*** TASK INPUT

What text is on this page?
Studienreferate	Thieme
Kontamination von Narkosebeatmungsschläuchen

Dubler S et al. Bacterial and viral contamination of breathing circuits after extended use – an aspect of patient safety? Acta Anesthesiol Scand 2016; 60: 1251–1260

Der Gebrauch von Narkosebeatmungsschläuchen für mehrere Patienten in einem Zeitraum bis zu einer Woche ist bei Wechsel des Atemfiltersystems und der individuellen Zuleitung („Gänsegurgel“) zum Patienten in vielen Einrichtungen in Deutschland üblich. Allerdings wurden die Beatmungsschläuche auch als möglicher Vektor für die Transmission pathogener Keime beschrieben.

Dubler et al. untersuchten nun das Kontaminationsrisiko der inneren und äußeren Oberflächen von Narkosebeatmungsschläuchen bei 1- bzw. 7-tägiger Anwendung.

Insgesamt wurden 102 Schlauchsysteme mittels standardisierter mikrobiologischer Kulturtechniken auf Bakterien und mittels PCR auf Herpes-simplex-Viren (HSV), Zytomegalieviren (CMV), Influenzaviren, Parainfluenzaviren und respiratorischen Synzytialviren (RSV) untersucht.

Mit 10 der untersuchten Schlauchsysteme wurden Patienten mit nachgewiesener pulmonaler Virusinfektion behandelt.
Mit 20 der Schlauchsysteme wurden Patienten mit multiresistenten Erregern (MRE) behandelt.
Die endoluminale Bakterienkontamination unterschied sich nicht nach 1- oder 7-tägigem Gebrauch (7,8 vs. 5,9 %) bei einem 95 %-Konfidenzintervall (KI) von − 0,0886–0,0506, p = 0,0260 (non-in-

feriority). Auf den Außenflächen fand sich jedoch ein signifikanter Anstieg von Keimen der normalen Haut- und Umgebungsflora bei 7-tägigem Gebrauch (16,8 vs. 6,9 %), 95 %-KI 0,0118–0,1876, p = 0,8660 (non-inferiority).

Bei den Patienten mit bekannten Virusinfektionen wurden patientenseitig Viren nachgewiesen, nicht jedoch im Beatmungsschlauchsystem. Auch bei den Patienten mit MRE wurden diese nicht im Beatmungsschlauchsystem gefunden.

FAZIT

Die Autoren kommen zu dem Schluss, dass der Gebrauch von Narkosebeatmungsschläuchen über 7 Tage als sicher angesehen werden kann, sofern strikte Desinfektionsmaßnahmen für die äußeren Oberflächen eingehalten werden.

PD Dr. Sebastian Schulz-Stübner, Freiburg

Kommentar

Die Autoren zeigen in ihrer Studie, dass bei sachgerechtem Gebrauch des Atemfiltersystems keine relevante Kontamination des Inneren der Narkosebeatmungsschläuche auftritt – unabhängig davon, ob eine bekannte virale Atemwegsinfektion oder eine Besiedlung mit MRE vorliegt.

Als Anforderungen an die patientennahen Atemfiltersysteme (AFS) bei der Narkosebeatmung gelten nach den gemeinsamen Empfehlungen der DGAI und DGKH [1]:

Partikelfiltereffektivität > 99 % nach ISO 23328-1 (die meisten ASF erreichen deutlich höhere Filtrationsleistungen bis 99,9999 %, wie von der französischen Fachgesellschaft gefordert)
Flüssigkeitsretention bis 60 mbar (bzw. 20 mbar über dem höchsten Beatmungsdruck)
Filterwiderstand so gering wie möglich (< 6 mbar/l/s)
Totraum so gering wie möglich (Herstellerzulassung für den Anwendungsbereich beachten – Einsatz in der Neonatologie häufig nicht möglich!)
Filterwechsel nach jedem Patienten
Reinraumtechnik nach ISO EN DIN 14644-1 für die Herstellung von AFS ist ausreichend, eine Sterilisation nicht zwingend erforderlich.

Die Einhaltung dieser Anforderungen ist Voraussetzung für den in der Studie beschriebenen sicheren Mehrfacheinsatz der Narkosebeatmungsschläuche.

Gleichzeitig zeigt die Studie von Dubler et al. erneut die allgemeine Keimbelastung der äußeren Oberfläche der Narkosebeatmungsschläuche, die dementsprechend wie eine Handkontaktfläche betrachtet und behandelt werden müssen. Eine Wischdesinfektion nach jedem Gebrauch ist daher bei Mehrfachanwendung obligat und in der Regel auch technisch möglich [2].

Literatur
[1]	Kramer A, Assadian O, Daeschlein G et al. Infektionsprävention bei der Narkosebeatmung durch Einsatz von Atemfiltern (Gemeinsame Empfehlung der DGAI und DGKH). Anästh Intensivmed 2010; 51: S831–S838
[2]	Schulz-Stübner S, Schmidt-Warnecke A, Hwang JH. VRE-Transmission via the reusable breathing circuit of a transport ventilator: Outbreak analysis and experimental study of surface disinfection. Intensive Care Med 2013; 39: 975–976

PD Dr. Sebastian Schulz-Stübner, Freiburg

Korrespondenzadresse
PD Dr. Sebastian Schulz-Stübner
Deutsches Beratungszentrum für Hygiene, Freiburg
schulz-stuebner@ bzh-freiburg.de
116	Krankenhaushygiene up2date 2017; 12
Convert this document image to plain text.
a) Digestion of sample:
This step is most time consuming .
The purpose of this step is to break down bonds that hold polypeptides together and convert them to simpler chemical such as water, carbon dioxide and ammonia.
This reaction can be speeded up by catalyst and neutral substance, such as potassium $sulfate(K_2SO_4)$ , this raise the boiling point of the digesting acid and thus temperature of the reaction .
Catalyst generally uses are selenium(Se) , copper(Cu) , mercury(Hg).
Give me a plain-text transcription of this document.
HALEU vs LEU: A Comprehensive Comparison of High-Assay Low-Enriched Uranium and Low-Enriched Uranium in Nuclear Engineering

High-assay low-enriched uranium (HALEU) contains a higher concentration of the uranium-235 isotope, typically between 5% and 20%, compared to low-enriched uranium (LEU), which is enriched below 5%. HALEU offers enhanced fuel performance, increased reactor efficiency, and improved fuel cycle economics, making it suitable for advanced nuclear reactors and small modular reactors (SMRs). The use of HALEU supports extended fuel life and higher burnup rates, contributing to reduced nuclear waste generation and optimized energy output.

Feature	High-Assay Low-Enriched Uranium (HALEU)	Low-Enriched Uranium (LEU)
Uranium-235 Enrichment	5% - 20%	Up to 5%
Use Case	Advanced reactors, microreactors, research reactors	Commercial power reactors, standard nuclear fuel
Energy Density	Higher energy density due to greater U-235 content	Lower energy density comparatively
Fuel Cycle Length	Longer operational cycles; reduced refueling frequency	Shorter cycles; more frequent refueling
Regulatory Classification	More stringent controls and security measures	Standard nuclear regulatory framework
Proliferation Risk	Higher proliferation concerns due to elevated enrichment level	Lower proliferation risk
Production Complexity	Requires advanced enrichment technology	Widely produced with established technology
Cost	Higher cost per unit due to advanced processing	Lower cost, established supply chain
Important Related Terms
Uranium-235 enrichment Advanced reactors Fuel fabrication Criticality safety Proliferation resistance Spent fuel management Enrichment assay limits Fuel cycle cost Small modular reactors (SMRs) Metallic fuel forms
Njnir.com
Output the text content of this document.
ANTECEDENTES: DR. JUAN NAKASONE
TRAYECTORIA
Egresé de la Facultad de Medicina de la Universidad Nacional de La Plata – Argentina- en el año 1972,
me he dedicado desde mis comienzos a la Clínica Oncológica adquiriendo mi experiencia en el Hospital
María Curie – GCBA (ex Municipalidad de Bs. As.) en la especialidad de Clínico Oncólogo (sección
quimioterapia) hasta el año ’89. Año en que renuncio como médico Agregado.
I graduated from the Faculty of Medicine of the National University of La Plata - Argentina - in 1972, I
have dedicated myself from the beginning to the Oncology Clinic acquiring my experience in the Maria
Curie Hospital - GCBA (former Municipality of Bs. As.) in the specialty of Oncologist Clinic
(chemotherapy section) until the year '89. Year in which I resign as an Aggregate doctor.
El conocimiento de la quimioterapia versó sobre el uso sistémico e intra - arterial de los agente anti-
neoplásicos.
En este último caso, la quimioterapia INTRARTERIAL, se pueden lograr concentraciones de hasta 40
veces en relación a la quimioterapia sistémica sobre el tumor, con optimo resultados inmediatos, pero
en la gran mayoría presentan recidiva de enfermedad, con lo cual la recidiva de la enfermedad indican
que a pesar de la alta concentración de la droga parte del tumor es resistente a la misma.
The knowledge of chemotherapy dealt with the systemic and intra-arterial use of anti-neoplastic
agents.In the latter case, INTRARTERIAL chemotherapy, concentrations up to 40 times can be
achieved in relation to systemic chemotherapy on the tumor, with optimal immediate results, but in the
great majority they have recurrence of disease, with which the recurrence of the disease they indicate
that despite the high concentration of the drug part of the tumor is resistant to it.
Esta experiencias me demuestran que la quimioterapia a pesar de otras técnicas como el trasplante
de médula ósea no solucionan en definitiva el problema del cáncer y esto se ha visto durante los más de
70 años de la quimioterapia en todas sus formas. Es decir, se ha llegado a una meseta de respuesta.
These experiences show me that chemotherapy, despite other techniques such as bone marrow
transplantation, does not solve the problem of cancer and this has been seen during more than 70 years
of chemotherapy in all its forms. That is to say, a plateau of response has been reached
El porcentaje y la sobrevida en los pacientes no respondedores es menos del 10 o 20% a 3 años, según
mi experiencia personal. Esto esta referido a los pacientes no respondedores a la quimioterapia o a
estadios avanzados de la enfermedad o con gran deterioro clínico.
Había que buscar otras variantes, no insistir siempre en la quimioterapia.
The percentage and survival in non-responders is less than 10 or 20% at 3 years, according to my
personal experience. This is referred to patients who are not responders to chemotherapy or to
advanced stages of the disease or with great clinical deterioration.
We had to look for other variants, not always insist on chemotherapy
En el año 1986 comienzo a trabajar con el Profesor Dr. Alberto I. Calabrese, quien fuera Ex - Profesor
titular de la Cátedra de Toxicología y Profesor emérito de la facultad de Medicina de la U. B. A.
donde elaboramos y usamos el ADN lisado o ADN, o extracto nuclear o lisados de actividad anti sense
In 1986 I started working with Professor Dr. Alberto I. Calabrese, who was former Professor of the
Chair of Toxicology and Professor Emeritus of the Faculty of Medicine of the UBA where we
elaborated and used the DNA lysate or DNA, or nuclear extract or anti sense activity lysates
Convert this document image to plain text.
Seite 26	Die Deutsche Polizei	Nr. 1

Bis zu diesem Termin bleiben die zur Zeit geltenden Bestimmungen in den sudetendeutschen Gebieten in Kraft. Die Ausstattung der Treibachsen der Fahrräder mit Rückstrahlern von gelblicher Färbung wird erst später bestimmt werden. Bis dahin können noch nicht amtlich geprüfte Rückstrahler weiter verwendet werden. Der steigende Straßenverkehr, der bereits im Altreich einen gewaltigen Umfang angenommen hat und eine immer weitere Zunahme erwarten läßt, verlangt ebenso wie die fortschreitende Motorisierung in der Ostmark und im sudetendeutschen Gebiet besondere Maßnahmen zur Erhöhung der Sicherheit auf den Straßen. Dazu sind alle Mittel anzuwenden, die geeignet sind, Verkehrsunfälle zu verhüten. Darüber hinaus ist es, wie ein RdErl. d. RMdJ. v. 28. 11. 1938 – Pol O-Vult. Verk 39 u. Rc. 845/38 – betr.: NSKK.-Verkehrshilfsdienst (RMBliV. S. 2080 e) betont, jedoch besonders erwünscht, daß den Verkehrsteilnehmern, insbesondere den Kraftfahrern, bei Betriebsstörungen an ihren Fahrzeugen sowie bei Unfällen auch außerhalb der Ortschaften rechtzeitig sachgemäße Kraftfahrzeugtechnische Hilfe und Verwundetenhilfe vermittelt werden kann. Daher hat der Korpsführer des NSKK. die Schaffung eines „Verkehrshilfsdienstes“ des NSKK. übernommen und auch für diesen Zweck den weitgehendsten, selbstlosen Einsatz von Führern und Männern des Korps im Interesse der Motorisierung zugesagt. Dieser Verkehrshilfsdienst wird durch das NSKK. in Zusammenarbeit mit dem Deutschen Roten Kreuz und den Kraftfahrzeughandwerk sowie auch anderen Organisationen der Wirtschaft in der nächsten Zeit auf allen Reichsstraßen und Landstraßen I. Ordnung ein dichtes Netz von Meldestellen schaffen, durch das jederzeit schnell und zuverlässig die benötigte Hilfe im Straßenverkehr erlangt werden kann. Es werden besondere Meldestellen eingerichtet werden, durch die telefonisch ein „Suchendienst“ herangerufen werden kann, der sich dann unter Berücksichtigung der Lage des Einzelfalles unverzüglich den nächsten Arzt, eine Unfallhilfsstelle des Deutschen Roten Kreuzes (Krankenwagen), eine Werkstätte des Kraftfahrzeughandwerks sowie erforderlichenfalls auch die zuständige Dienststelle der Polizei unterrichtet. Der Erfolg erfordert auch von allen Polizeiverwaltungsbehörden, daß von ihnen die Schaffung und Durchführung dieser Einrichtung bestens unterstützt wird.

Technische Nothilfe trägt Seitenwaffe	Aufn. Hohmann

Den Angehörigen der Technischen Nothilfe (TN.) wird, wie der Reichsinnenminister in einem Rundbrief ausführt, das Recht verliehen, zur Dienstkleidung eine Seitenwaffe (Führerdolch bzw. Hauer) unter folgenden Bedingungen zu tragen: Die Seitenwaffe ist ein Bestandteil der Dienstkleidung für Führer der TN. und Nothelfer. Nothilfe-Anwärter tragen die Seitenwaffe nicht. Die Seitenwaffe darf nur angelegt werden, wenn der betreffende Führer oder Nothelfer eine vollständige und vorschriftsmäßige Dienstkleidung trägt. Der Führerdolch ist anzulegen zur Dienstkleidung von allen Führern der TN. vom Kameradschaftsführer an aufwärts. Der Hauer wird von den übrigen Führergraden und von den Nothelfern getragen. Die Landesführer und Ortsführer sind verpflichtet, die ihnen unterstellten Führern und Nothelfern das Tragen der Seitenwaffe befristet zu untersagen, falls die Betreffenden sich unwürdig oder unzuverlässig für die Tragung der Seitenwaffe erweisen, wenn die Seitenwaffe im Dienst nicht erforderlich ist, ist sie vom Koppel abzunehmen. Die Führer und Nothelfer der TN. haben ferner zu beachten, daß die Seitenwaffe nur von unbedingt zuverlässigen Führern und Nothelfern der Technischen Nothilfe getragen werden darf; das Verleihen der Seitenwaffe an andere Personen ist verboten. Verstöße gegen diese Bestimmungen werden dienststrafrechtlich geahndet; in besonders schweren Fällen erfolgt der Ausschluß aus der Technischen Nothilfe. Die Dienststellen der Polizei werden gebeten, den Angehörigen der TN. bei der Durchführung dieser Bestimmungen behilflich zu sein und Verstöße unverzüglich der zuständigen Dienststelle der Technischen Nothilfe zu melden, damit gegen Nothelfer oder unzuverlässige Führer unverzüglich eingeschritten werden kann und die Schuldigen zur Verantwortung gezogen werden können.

******

For every line above that holds the word "gran", report the whole line.

en la gran mayoría presentan recidiva de enfermedad, con lo cual la recidiva de la enfermedad indican
estadios avanzados de la enfermedad o con gran deterioro clínico.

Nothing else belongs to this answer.